Figure record listings:
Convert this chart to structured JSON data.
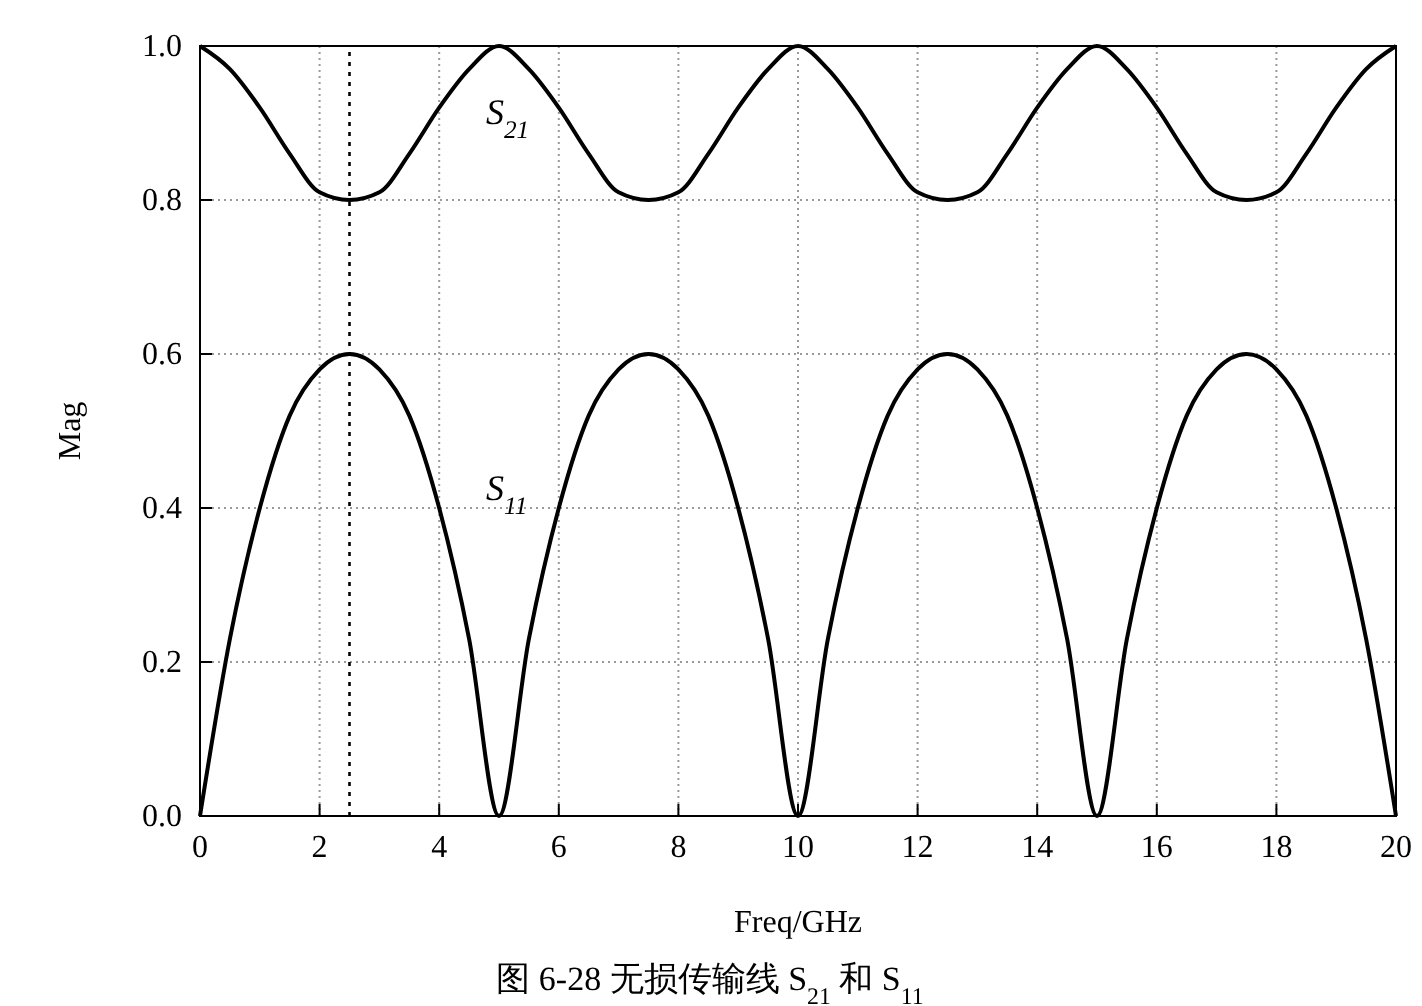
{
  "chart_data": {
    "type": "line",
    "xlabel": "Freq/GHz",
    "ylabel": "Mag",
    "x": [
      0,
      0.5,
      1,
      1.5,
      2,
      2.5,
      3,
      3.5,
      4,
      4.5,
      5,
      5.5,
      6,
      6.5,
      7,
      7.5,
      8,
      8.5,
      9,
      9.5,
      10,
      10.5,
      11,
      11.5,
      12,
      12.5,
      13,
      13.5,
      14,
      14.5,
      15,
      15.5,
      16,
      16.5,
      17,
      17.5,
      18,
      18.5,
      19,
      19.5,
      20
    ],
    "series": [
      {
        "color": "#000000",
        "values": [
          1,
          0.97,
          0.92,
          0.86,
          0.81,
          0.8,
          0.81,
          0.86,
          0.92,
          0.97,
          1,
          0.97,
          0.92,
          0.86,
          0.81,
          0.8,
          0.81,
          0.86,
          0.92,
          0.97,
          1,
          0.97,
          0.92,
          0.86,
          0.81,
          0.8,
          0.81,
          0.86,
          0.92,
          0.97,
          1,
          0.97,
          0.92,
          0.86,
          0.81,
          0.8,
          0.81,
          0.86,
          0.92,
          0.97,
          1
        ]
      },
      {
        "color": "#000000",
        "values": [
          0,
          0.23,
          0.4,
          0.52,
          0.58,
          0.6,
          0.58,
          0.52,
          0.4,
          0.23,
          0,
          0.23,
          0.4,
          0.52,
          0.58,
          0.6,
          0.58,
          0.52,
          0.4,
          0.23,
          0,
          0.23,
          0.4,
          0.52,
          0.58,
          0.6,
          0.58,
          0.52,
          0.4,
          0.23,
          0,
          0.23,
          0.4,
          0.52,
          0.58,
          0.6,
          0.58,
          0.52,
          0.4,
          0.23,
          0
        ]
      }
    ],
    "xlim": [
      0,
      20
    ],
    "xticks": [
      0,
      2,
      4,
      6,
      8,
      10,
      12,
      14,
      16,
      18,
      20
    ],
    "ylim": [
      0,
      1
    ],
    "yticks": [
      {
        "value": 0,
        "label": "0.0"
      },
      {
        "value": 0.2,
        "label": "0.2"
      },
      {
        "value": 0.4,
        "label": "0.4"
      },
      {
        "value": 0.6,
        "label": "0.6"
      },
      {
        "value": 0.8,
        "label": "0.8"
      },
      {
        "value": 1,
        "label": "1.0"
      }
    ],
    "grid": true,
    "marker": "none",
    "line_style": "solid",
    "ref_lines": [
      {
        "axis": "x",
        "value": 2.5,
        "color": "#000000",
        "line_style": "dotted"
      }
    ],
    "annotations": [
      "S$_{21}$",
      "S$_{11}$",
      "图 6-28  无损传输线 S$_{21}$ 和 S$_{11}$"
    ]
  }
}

--

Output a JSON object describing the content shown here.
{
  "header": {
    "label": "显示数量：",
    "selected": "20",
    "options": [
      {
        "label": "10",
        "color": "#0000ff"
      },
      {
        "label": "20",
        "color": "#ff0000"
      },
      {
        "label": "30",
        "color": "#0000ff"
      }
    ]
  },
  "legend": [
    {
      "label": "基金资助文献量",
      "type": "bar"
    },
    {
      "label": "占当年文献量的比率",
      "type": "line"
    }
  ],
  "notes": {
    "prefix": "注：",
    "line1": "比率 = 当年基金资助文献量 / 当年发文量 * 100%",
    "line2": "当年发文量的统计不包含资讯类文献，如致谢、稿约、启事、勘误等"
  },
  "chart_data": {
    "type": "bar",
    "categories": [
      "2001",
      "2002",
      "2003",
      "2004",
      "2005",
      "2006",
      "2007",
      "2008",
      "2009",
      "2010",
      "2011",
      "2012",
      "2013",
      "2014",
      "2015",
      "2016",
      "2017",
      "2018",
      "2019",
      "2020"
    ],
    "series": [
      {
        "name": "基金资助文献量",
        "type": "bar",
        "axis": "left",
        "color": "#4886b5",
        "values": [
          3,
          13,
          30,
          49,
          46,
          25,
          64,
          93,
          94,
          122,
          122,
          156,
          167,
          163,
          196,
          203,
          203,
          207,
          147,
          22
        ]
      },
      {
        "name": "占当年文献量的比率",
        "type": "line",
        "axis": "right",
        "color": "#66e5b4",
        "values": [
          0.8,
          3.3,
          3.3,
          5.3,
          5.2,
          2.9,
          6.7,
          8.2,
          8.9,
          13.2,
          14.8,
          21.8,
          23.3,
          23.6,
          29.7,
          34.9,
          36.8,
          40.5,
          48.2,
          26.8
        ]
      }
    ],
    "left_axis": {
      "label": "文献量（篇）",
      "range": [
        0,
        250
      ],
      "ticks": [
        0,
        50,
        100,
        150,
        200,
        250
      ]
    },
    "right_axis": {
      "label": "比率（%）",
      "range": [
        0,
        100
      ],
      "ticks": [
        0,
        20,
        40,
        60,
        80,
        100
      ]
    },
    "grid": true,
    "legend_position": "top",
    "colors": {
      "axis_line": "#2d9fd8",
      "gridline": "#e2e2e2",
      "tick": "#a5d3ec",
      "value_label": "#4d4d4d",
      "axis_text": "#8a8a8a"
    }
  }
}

Goal: Find every line above that contains the word "JSON", and return each one.

Response to the exercise:
Convert this chart to structured JSON data.
Output a JSON object describing the content shown here.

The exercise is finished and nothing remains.